**** Extracted data

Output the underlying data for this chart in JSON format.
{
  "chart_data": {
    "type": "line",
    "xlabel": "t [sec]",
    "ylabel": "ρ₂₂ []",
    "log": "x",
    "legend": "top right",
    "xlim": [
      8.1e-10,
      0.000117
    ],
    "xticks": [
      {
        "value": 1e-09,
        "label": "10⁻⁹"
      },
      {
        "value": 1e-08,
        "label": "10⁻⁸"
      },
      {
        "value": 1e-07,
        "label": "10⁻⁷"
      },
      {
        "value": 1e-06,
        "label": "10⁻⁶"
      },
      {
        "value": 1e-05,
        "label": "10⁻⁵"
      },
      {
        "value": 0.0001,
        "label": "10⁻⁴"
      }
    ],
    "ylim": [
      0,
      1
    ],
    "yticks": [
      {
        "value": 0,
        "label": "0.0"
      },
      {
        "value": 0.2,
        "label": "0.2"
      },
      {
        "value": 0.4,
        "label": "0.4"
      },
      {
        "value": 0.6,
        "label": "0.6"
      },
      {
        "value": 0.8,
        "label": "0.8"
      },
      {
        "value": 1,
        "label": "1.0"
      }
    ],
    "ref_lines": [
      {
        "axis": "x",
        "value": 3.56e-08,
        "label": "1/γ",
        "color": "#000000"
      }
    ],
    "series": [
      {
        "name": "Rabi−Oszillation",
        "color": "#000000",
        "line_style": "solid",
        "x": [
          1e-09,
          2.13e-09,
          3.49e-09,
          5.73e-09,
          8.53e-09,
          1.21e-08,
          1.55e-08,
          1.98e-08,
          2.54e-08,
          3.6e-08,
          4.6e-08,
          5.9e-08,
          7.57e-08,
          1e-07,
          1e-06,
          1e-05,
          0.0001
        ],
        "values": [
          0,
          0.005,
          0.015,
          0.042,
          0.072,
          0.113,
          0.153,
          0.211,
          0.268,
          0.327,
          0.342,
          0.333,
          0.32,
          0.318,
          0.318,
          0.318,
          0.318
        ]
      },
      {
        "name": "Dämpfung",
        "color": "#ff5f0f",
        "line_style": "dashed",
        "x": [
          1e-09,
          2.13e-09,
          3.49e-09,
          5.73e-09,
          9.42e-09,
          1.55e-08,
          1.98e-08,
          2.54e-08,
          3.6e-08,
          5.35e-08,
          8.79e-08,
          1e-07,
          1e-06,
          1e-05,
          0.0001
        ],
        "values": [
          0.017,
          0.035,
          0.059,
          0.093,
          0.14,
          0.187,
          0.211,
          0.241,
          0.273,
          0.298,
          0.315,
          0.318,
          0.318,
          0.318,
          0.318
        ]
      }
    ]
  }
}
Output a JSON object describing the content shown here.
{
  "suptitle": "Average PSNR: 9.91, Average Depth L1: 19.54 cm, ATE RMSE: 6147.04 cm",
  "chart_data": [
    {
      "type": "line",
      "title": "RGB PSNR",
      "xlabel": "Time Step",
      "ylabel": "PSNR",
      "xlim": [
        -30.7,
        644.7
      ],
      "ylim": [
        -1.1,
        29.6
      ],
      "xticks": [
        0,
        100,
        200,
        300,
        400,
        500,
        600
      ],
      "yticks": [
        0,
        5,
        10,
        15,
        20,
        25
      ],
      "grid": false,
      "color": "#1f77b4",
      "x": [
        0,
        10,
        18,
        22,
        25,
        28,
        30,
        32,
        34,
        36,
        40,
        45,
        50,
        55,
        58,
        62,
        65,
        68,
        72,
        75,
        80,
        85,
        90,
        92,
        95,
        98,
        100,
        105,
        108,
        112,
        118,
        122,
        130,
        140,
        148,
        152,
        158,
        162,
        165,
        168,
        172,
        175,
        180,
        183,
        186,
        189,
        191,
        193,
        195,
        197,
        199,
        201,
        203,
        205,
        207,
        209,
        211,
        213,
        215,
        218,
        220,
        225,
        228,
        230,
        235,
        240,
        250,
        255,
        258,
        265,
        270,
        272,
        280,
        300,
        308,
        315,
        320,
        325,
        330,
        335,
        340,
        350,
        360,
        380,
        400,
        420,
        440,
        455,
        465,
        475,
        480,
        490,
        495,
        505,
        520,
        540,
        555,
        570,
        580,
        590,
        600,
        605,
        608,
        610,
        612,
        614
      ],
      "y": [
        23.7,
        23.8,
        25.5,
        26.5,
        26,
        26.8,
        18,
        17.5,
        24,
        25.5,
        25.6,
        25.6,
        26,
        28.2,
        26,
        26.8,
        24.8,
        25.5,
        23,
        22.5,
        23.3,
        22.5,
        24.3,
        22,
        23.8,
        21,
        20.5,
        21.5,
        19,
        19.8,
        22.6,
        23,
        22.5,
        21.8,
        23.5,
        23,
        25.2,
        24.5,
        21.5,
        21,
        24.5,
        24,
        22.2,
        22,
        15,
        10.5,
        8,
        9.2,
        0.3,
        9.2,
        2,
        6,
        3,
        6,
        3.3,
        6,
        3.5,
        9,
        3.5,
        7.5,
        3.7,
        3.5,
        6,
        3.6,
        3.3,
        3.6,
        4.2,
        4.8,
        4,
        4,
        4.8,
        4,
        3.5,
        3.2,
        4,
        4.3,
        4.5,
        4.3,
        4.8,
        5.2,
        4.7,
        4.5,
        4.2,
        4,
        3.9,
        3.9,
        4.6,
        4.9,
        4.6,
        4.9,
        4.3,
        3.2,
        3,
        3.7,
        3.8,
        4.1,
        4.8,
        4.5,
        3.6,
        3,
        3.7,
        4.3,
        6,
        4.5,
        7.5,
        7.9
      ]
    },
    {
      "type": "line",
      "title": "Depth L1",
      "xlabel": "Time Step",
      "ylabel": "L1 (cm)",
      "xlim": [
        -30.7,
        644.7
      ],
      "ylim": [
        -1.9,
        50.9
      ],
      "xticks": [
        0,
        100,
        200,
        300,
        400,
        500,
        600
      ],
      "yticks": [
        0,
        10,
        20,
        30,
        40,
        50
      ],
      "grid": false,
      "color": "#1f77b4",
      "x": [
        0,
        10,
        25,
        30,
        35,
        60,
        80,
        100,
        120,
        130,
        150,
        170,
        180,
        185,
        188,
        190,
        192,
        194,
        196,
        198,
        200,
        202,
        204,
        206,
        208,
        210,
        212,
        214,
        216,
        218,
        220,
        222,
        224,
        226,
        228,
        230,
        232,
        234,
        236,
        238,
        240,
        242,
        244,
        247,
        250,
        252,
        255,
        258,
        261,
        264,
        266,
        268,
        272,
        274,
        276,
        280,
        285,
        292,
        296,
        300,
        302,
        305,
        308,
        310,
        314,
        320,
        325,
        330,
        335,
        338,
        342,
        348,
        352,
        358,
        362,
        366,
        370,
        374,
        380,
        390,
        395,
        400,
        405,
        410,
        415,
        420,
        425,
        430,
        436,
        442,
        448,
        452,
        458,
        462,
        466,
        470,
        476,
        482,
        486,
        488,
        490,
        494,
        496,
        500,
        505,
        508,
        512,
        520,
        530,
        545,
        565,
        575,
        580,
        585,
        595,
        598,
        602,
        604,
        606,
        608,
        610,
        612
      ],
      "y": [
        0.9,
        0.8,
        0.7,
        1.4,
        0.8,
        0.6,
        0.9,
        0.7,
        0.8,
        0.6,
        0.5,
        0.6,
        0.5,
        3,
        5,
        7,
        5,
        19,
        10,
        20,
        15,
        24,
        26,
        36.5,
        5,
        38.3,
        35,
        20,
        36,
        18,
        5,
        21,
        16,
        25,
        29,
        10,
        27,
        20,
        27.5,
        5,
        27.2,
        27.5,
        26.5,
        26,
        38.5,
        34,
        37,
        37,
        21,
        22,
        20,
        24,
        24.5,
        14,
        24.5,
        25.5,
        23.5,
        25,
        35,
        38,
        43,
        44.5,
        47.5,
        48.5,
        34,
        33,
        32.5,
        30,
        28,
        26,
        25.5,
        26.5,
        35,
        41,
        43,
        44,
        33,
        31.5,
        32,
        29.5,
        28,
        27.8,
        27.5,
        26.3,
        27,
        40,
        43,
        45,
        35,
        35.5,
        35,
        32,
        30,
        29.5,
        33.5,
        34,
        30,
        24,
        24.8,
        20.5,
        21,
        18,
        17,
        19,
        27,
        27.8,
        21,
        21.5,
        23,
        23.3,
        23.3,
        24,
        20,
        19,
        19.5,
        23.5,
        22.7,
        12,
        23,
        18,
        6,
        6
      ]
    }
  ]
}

********

• **Exercise task**
Where a line in the material above holds "color", copy that line.

• **Solution for this problem**
        "color": "#000000"
        "color": "#000000",
        "color": "#ff5f0f",
      "color": "#1f77b4",
      "color": "#1f77b4",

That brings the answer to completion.